* _Exercise directions_: Return the material below line for line with no changes, but leave the picture out of your answer.

* _Dataset content_:
· · · · ·

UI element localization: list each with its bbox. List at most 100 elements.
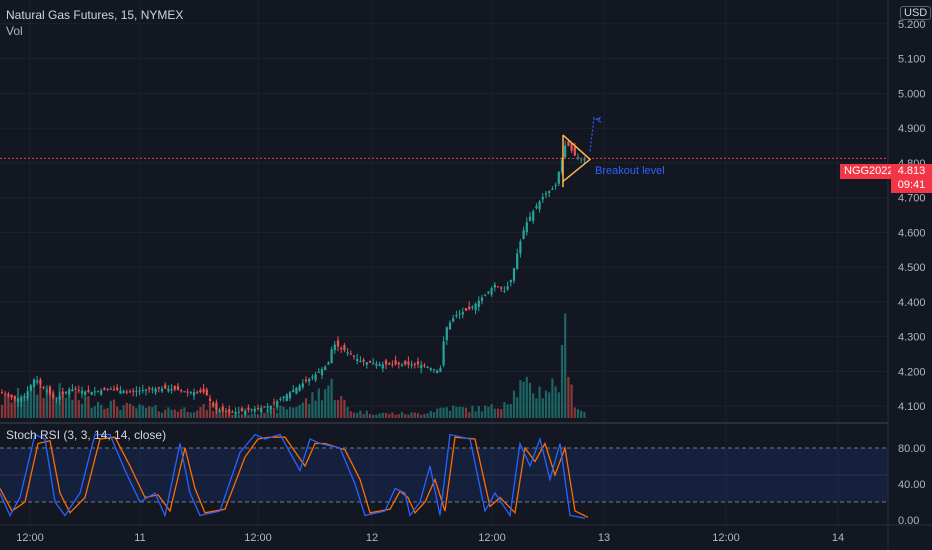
volume-bar: [391, 412, 394, 418]
candle-body: [170, 389, 173, 391]
volume-bar: [583, 412, 586, 418]
volume-bar: [372, 414, 375, 418]
candle-body: [180, 390, 183, 392]
volume-bar: [96, 401, 100, 418]
candle-body: [509, 279, 512, 283]
stoch-rsi-legend[interactable]: Stoch RSI (3, 3, 14, 14, close): [6, 428, 167, 442]
candle-body: [109, 388, 112, 390]
candle-body: [468, 306, 471, 310]
volume-bar: [359, 410, 362, 418]
candle-body: [154, 388, 157, 393]
volume-bar: [378, 413, 381, 418]
candle-body: [10, 394, 13, 398]
candle-body: [77, 390, 80, 392]
volume-bar: [487, 406, 490, 418]
candle-body: [64, 391, 68, 394]
candle-body: [135, 391, 138, 393]
volume-bar: [135, 408, 138, 418]
candle-body: [183, 391, 186, 393]
candle-body: [397, 362, 400, 365]
volume-bar: [567, 376, 570, 418]
candle-body: [525, 222, 528, 233]
candle-body: [308, 378, 311, 382]
candle-body: [36, 380, 39, 383]
currency-button[interactable]: USD: [900, 6, 932, 20]
price-tick-label: 4.900: [898, 123, 926, 135]
candle-body: [496, 286, 500, 288]
candle-body: [68, 389, 71, 394]
volume-bar: [256, 414, 260, 418]
volume-bar: [525, 376, 528, 418]
volume-bar: [493, 408, 496, 418]
candle-body: [455, 315, 458, 317]
volume-bar: [333, 399, 336, 418]
volume-bar: [240, 414, 244, 418]
candle-body: [71, 389, 74, 392]
candle-body: [189, 392, 192, 394]
volume-legend[interactable]: Vol: [6, 24, 23, 38]
candle-body: [458, 313, 461, 315]
candle-body: [282, 396, 285, 399]
volume-bar: [496, 408, 500, 418]
volume-bar: [516, 397, 519, 418]
candle-body: [381, 364, 384, 369]
candle-body: [448, 322, 452, 330]
volume-bar: [311, 392, 314, 418]
volume-bar: [13, 397, 16, 418]
candle-body: [55, 398, 58, 400]
candle-body: [199, 390, 202, 393]
time-axis-label: 12: [366, 532, 378, 544]
candle-body: [218, 410, 221, 412]
candle-body: [359, 361, 362, 363]
candle-body: [228, 409, 231, 413]
volume-bar: [349, 411, 352, 418]
time-axis-label: 13: [598, 532, 610, 544]
price-tick-label: 5.200: [898, 19, 926, 31]
stoch-tick-label: 0.00: [898, 515, 919, 527]
candle-body: [157, 387, 160, 389]
candle-body: [138, 390, 141, 392]
candle-body: [404, 360, 407, 365]
pennant-pattern: [562, 116, 603, 188]
price-tick-label: 4.600: [898, 227, 926, 239]
candle-body: [16, 398, 20, 402]
breakout-annotation[interactable]: Breakout level: [595, 165, 665, 177]
candle-body: [372, 363, 375, 365]
candle-body: [432, 369, 436, 371]
candle-body: [564, 145, 567, 158]
candle-body: [48, 386, 52, 394]
candle-body: [106, 388, 109, 390]
volume-bar: [93, 406, 96, 418]
candle-body: [429, 368, 432, 371]
time-axis-label: 12:00: [712, 532, 740, 544]
candle-body: [311, 376, 314, 378]
volume-bar: [4, 394, 7, 418]
candle-body: [442, 341, 445, 366]
volume-bar: [500, 409, 503, 418]
volume-bar: [218, 408, 221, 418]
current-price-badge: 4.813: [891, 164, 932, 179]
candle-body: [7, 393, 10, 397]
candle-body: [144, 389, 148, 391]
candle-body: [365, 362, 368, 365]
price-tick-label: 4.700: [898, 193, 926, 205]
volume-bar: [544, 390, 548, 418]
candle-body: [125, 391, 128, 393]
candle-body: [522, 230, 525, 239]
volume-bar: [196, 410, 199, 418]
candle-body: [416, 361, 420, 365]
bar-countdown-badge: 09:41: [891, 178, 932, 193]
candle-body: [52, 394, 55, 398]
volume-bar: [346, 406, 349, 418]
candle-body: [512, 268, 516, 281]
volume-bar: [560, 344, 564, 418]
volume-bar: [503, 402, 506, 418]
candle-body: [378, 364, 381, 366]
volume-bar: [397, 414, 400, 418]
candle-body: [202, 388, 205, 393]
symbol-legend[interactable]: Natural Gas Futures, 15, NYMEX: [6, 8, 184, 22]
volume-bar: [285, 409, 288, 418]
volume-bar: [64, 397, 68, 418]
candle-body: [314, 374, 317, 381]
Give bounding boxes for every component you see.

· · · · ·

* _Solution to this problem_:
UI element localization: list each with its bbox. List at most 100 elements.
volume-bar: [391, 412, 394, 418]
candle-body: [170, 389, 173, 391]
volume-bar: [583, 412, 586, 418]
volume-bar: [372, 414, 375, 418]
candle-body: [180, 390, 183, 392]
volume-bar: [96, 401, 100, 418]
candle-body: [509, 279, 512, 283]
stoch-rsi-legend[interactable]: Stoch RSI (3, 3, 14, 14, close): [6, 428, 167, 442]
candle-body: [109, 388, 112, 390]
candle-body: [468, 306, 471, 310]
volume-bar: [359, 410, 362, 418]
candle-body: [154, 388, 157, 393]
volume-bar: [378, 413, 381, 418]
candle-body: [10, 394, 13, 398]
candle-body: [77, 390, 80, 392]
volume-bar: [487, 406, 490, 418]
candle-body: [64, 391, 68, 394]
candle-body: [135, 391, 138, 393]
volume-bar: [135, 408, 138, 418]
candle-body: [183, 391, 186, 393]
candle-body: [397, 362, 400, 365]
volume-bar: [567, 376, 570, 418]
candle-body: [525, 222, 528, 233]
candle-body: [308, 378, 311, 382]
candle-body: [36, 380, 39, 383]
currency-button[interactable]: USD: [900, 6, 932, 20]
price-tick-label: 4.900: [898, 123, 926, 135]
candle-body: [496, 286, 500, 288]
candle-body: [68, 389, 71, 394]
volume-bar: [256, 414, 260, 418]
volume-bar: [525, 376, 528, 418]
volume-bar: [493, 408, 496, 418]
candle-body: [455, 315, 458, 317]
volume-bar: [333, 399, 336, 418]
volume-bar: [240, 414, 244, 418]
candle-body: [71, 389, 74, 392]
candle-body: [189, 392, 192, 394]
volume-legend[interactable]: Vol: [6, 24, 23, 38]
candle-body: [458, 313, 461, 315]
candle-body: [282, 396, 285, 399]
volume-bar: [496, 408, 500, 418]
volume-bar: [516, 397, 519, 418]
candle-body: [381, 364, 384, 369]
candle-body: [448, 322, 452, 330]
volume-bar: [311, 392, 314, 418]
volume-bar: [13, 397, 16, 418]
candle-body: [55, 398, 58, 400]
candle-body: [199, 390, 202, 393]
time-axis-label: 12: [366, 532, 378, 544]
candle-body: [218, 410, 221, 412]
candle-body: [359, 361, 362, 363]
candle-body: [228, 409, 231, 413]
volume-bar: [349, 411, 352, 418]
time-axis-label: 13: [598, 532, 610, 544]
price-tick-label: 5.200: [898, 19, 926, 31]
stoch-tick-label: 0.00: [898, 515, 919, 527]
candle-body: [157, 387, 160, 389]
candle-body: [138, 390, 141, 392]
candle-body: [404, 360, 407, 365]
pennant-pattern: [562, 116, 603, 188]
price-tick-label: 4.600: [898, 227, 926, 239]
candle-body: [16, 398, 20, 402]
breakout-annotation[interactable]: Breakout level: [595, 165, 665, 177]
candle-body: [372, 363, 375, 365]
candle-body: [432, 369, 436, 371]
candle-body: [564, 145, 567, 158]
candle-body: [48, 386, 52, 394]
candle-body: [106, 388, 109, 390]
volume-bar: [93, 406, 96, 418]
candle-body: [429, 368, 432, 371]
time-axis-label: 12:00: [712, 532, 740, 544]
candle-body: [311, 376, 314, 378]
volume-bar: [4, 394, 7, 418]
candle-body: [442, 341, 445, 366]
volume-bar: [500, 409, 503, 418]
volume-bar: [218, 408, 221, 418]
current-price-badge: 4.813: [891, 164, 932, 179]
candle-body: [7, 393, 10, 397]
candle-body: [144, 389, 148, 391]
candle-body: [365, 362, 368, 365]
price-tick-label: 4.700: [898, 193, 926, 205]
volume-bar: [544, 390, 548, 418]
candle-body: [125, 391, 128, 393]
candle-body: [522, 230, 525, 239]
volume-bar: [196, 410, 199, 418]
candle-body: [416, 361, 420, 365]
bar-countdown-badge: 09:41: [891, 178, 932, 193]
candle-body: [52, 394, 55, 398]
volume-bar: [346, 406, 349, 418]
candle-body: [512, 268, 516, 281]
volume-bar: [560, 344, 564, 418]
volume-bar: [503, 402, 506, 418]
candle-body: [378, 364, 381, 366]
volume-bar: [397, 414, 400, 418]
candle-body: [202, 388, 205, 393]
symbol-legend[interactable]: Natural Gas Futures, 15, NYMEX: [6, 8, 184, 22]
volume-bar: [285, 409, 288, 418]
volume-bar: [64, 397, 68, 418]
candle-body: [314, 374, 317, 381]
Give bounding boxes for every component you see.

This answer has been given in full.